Rows from a dataset:
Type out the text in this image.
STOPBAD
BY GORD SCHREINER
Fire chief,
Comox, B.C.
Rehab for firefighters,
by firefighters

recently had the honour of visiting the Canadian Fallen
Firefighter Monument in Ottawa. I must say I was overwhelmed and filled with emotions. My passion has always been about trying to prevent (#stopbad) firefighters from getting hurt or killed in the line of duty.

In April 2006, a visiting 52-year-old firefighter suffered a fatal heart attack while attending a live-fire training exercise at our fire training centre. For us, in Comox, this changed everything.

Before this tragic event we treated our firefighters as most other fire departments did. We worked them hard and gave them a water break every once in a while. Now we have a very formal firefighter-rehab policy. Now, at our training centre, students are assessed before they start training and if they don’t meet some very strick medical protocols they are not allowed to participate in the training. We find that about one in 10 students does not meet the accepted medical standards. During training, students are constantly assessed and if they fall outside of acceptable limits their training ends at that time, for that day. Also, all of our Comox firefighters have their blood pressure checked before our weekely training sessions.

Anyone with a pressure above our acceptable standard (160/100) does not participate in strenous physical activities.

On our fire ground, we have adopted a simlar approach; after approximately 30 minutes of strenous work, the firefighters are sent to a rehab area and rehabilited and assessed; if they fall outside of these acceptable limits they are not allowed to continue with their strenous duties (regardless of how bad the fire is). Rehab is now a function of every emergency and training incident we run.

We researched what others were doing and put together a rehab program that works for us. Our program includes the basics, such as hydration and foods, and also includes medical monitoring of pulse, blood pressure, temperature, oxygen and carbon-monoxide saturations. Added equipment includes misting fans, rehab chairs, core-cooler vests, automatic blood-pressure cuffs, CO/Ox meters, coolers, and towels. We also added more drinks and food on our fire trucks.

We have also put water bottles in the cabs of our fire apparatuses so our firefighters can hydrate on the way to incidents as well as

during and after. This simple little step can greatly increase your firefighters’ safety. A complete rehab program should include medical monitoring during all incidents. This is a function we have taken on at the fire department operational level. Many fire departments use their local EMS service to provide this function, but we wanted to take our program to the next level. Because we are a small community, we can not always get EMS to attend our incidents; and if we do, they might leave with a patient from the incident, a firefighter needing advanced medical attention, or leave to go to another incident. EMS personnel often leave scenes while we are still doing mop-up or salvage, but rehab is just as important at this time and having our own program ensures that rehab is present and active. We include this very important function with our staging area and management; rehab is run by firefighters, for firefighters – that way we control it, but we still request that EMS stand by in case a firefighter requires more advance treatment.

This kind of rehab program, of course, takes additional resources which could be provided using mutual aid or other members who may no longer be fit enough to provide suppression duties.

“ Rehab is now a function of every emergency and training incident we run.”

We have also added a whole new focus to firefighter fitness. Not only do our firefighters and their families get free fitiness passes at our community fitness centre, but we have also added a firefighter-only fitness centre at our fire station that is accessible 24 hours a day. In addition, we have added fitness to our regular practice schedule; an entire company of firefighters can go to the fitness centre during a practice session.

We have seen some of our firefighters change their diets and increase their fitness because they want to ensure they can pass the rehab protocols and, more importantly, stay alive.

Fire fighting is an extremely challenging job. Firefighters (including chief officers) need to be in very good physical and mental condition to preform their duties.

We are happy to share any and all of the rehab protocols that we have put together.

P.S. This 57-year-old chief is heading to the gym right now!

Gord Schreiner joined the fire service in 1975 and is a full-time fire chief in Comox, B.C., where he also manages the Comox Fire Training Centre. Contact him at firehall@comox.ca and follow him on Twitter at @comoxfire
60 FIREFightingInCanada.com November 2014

▸ **Set problem**
Return the entries above exactly as they appear.

▸ **Output below**
Type out the text in this image.
STOPBAD
BY GORD SCHREINER
Fire chief,
Comox, B.C.
Rehab for firefighters,
by firefighters

recently had the honour of visiting the Canadian Fallen
Firefighter Monument in Ottawa. I must say I was overwhelmed and filled with emotions. My passion has always been about trying to prevent (#stopbad) firefighters from getting hurt or killed in the line of duty.

In April 2006, a visiting 52-year-old firefighter suffered a fatal heart attack while attending a live-fire training exercise at our fire training centre. For us, in Comox, this changed everything.

Before this tragic event we treated our firefighters as most other fire departments did. We worked them hard and gave them a water break every once in a while. Now we have a very formal firefighter-rehab policy. Now, at our training centre, students are assessed before they start training and if they don’t meet some very strick medical protocols they are not allowed to participate in the training. We find that about one in 10 students does not meet the accepted medical standards. During training, students are constantly assessed and if they fall outside of acceptable limits their training ends at that time, for that day. Also, all of our Comox firefighters have their blood pressure checked before our weekely training sessions.

Anyone with a pressure above our acceptable standard (160/100) does not participate in strenous physical activities.

On our fire ground, we have adopted a simlar approach; after approximately 30 minutes of strenous work, the firefighters are sent to a rehab area and rehabilited and assessed; if they fall outside of these acceptable limits they are not allowed to continue with their strenous duties (regardless of how bad the fire is). Rehab is now a function of every emergency and training incident we run.

We researched what others were doing and put together a rehab program that works for us. Our program includes the basics, such as hydration and foods, and also includes medical monitoring of pulse, blood pressure, temperature, oxygen and carbon-monoxide saturations. Added equipment includes misting fans, rehab chairs, core-cooler vests, automatic blood-pressure cuffs, CO/Ox meters, coolers, and towels. We also added more drinks and food on our fire trucks.

We have also put water bottles in the cabs of our fire apparatuses so our firefighters can hydrate on the way to incidents as well as

during and after. This simple little step can greatly increase your firefighters’ safety. A complete rehab program should include medical monitoring during all incidents. This is a function we have taken on at the fire department operational level. Many fire departments use their local EMS service to provide this function, but we wanted to take our program to the next level. Because we are a small community, we can not always get EMS to attend our incidents; and if we do, they might leave with a patient from the incident, a firefighter needing advanced medical attention, or leave to go to another incident. EMS personnel often leave scenes while we are still doing mop-up or salvage, but rehab is just as important at this time and having our own program ensures that rehab is present and active. We include this very important function with our staging area and management; rehab is run by firefighters, for firefighters – that way we control it, but we still request that EMS stand by in case a firefighter requires more advance treatment.

This kind of rehab program, of course, takes additional resources which could be provided using mutual aid or other members who may no longer be fit enough to provide suppression duties.

“ Rehab is now a function of every emergency and training incident we run.”

We have also added a whole new focus to firefighter fitness. Not only do our firefighters and their families get free fitiness passes at our community fitness centre, but we have also added a firefighter-only fitness centre at our fire station that is accessible 24 hours a day. In addition, we have added fitness to our regular practice schedule; an entire company of firefighters can go to the fitness centre during a practice session.

We have seen some of our firefighters change their diets and increase their fitness because they want to ensure they can pass the rehab protocols and, more importantly, stay alive.

Fire fighting is an extremely challenging job. Firefighters (including chief officers) need to be in very good physical and mental condition to preform their duties.

We are happy to share any and all of the rehab protocols that we have put together.

P.S. This 57-year-old chief is heading to the gym right now!

Gord Schreiner joined the fire service in 1975 and is a full-time fire chief in Comox, B.C., where he also manages the Comox Fire Training Centre. Contact him at firehall@comox.ca and follow him on Twitter at @comoxfire
60 FIREFightingInCanada.com November 2014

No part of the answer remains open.